[Excerpt from a dataset]

+===+

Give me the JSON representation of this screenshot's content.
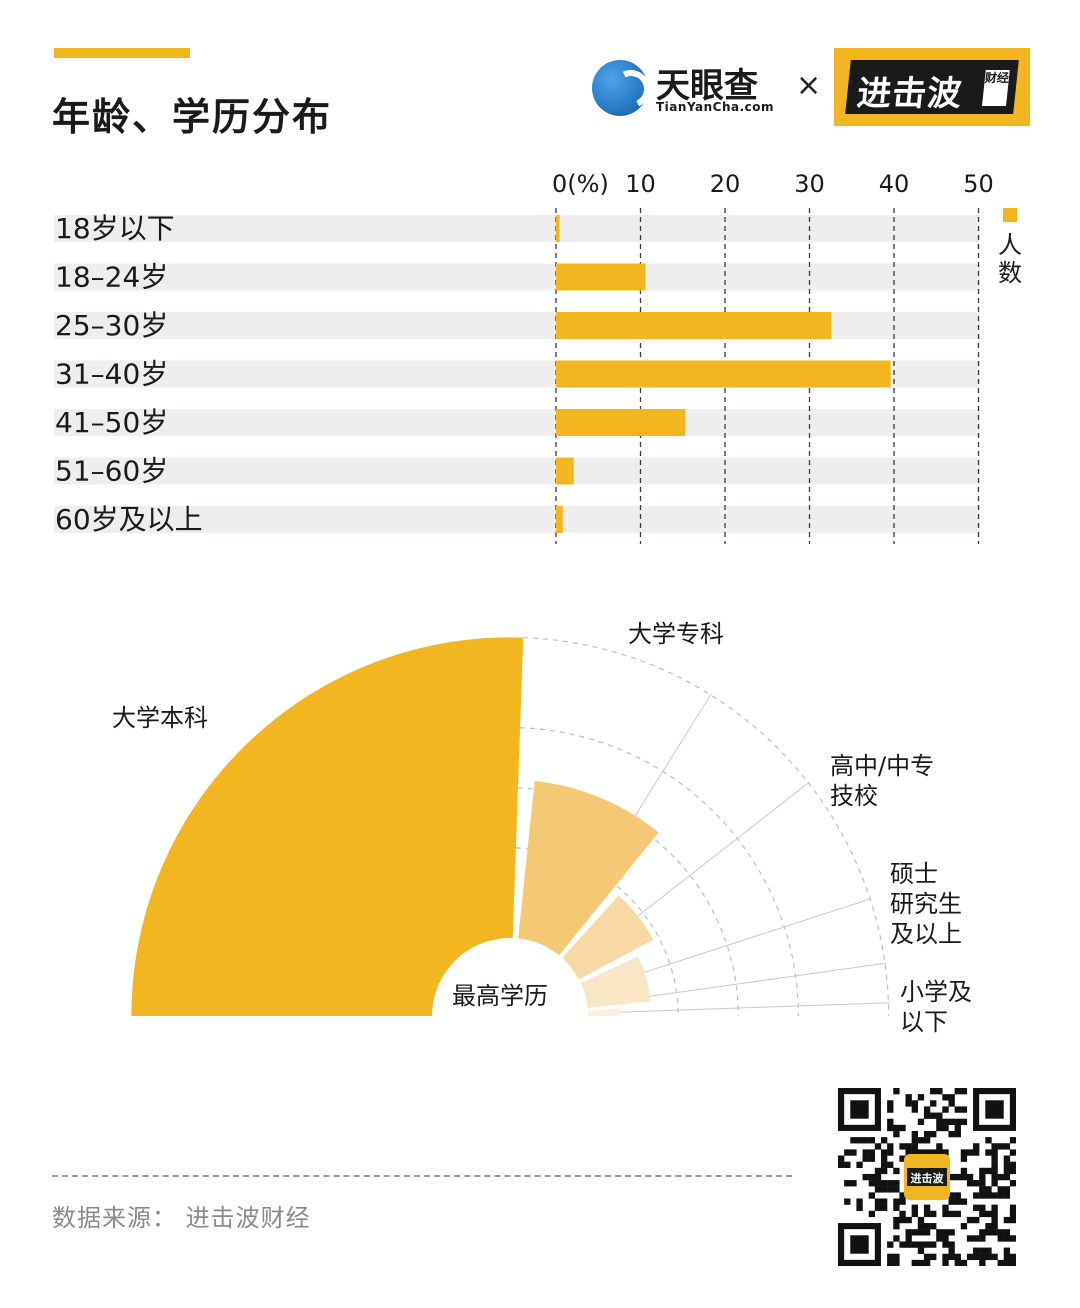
{
  "header": {
    "title": "年龄、学历分布",
    "brand_name": "天眼查",
    "brand_url": "TianYanCha.com",
    "times_symbol": "×",
    "partner_name": "进击波",
    "partner_sub": "财经"
  },
  "colors": {
    "accent": "#f2b620",
    "track": "#efeded",
    "edu_shades": [
      "#f2b620",
      "#f4c875",
      "#f7d9a3",
      "#f9e6c6",
      "#fbf0df"
    ]
  },
  "chart_data": [
    {
      "type": "bar",
      "orientation": "horizontal",
      "categories": [
        "18岁以下",
        "18–24岁",
        "25–30岁",
        "31–40岁",
        "41–50岁",
        "51–60岁",
        "60岁及以上"
      ],
      "values": [
        0.4,
        10.6,
        32.6,
        39.6,
        15.3,
        2.1,
        0.8
      ],
      "xlim": [
        0,
        50
      ],
      "tick_labels": [
        "0(%)",
        "10",
        "20",
        "30",
        "40",
        "50"
      ],
      "tick_values": [
        0,
        10,
        20,
        30,
        40,
        50
      ],
      "grid": "dashed vertical",
      "legend": "right",
      "series": [
        {
          "name": "人数",
          "values": [
            0.4,
            10.6,
            32.6,
            39.6,
            15.3,
            2.1,
            0.8
          ]
        }
      ]
    },
    {
      "type": "pie",
      "variant": "half polar area",
      "center_label": "最高学历",
      "categories": [
        "大学本科",
        "大学专科",
        "高中/中专\n技校",
        "硕士\n研究生\n及以上",
        "小学及\n以下"
      ],
      "values": [
        57,
        30,
        16,
        12,
        6
      ]
    }
  ],
  "footer": {
    "source": "数据来源：  进击波财经",
    "qr_badge": "进击波"
  }
}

+===+

— GOAL OF THE EXERCISE —
Without the pictures, write out all of the material exactly.

— SOLUTION TO THIS TASK —
Give me the JSON representation of this screenshot's content.
{
  "header": {
    "title": "年龄、学历分布",
    "brand_name": "天眼查",
    "brand_url": "TianYanCha.com",
    "times_symbol": "×",
    "partner_name": "进击波",
    "partner_sub": "财经"
  },
  "colors": {
    "accent": "#f2b620",
    "track": "#efeded",
    "edu_shades": [
      "#f2b620",
      "#f4c875",
      "#f7d9a3",
      "#f9e6c6",
      "#fbf0df"
    ]
  },
  "chart_data": [
    {
      "type": "bar",
      "orientation": "horizontal",
      "categories": [
        "18岁以下",
        "18–24岁",
        "25–30岁",
        "31–40岁",
        "41–50岁",
        "51–60岁",
        "60岁及以上"
      ],
      "values": [
        0.4,
        10.6,
        32.6,
        39.6,
        15.3,
        2.1,
        0.8
      ],
      "xlim": [
        0,
        50
      ],
      "tick_labels": [
        "0(%)",
        "10",
        "20",
        "30",
        "40",
        "50"
      ],
      "tick_values": [
        0,
        10,
        20,
        30,
        40,
        50
      ],
      "grid": "dashed vertical",
      "legend": "right",
      "series": [
        {
          "name": "人数",
          "values": [
            0.4,
            10.6,
            32.6,
            39.6,
            15.3,
            2.1,
            0.8
          ]
        }
      ]
    },
    {
      "type": "pie",
      "variant": "half polar area",
      "center_label": "最高学历",
      "categories": [
        "大学本科",
        "大学专科",
        "高中/中专\n技校",
        "硕士\n研究生\n及以上",
        "小学及\n以下"
      ],
      "values": [
        57,
        30,
        16,
        12,
        6
      ]
    }
  ],
  "footer": {
    "source": "数据来源：  进击波财经",
    "qr_badge": "进击波"
  }
}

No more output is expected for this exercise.